→ Problem requirements
Repeat each line of the material exactly.

→ Collected data
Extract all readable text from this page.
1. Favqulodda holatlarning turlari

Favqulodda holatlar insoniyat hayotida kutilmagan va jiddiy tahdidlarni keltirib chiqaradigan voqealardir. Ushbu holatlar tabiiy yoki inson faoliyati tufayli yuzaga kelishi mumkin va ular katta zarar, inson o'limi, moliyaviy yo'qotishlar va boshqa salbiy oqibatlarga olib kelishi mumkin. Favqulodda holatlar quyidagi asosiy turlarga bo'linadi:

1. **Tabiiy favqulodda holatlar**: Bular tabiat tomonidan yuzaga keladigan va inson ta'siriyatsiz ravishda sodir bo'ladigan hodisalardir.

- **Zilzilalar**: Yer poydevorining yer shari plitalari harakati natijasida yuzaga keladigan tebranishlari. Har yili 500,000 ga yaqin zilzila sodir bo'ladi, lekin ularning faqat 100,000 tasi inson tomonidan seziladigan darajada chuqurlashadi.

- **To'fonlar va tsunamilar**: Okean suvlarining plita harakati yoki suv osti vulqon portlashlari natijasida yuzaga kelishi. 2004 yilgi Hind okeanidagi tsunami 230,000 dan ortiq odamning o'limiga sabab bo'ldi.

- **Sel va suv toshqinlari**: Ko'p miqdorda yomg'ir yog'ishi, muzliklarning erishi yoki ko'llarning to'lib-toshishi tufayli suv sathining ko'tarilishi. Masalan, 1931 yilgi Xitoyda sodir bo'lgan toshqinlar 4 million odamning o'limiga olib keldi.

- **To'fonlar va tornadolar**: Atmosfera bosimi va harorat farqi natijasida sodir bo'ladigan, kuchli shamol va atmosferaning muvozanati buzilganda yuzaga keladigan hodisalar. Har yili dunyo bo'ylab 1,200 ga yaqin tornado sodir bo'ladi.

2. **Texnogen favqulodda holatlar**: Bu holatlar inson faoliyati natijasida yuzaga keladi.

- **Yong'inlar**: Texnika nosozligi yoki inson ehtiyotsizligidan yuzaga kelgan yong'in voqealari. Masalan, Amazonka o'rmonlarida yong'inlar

→ Written reply
Extract all readable text from this page.
1. Favqulodda holatlarning turlari

Favqulodda holatlar insoniyat hayotida kutilmagan va jiddiy tahdidlarni keltirib chiqaradigan voqealardir. Ushbu holatlar tabiiy yoki inson faoliyati tufayli yuzaga kelishi mumkin va ular katta zarar, inson o'limi, moliyaviy yo'qotishlar va boshqa salbiy oqibatlarga olib kelishi mumkin. Favqulodda holatlar quyidagi asosiy turlarga bo'linadi:

1. **Tabiiy favqulodda holatlar**: Bular tabiat tomonidan yuzaga keladigan va inson ta'siriyatsiz ravishda sodir bo'ladigan hodisalardir.

- **Zilzilalar**: Yer poydevorining yer shari plitalari harakati natijasida yuzaga keladigan tebranishlari. Har yili 500,000 ga yaqin zilzila sodir bo'ladi, lekin ularning faqat 100,000 tasi inson tomonidan seziladigan darajada chuqurlashadi.

- **To'fonlar va tsunamilar**: Okean suvlarining plita harakati yoki suv osti vulqon portlashlari natijasida yuzaga kelishi. 2004 yilgi Hind okeanidagi tsunami 230,000 dan ortiq odamning o'limiga sabab bo'ldi.

- **Sel va suv toshqinlari**: Ko'p miqdorda yomg'ir yog'ishi, muzliklarning erishi yoki ko'llarning to'lib-toshishi tufayli suv sathining ko'tarilishi. Masalan, 1931 yilgi Xitoyda sodir bo'lgan toshqinlar 4 million odamning o'limiga olib keldi.

- **To'fonlar va tornadolar**: Atmosfera bosimi va harorat farqi natijasida sodir bo'ladigan, kuchli shamol va atmosferaning muvozanati buzilganda yuzaga keladigan hodisalar. Har yili dunyo bo'ylab 1,200 ga yaqin tornado sodir bo'ladi.

2. **Texnogen favqulodda holatlar**: Bu holatlar inson faoliyati natijasida yuzaga keladi.

- **Yong'inlar**: Texnika nosozligi yoki inson ehtiyotsizligidan yuzaga kelgan yong'in voqealari. Masalan, Amazonka o'rmonlarida yong'inlar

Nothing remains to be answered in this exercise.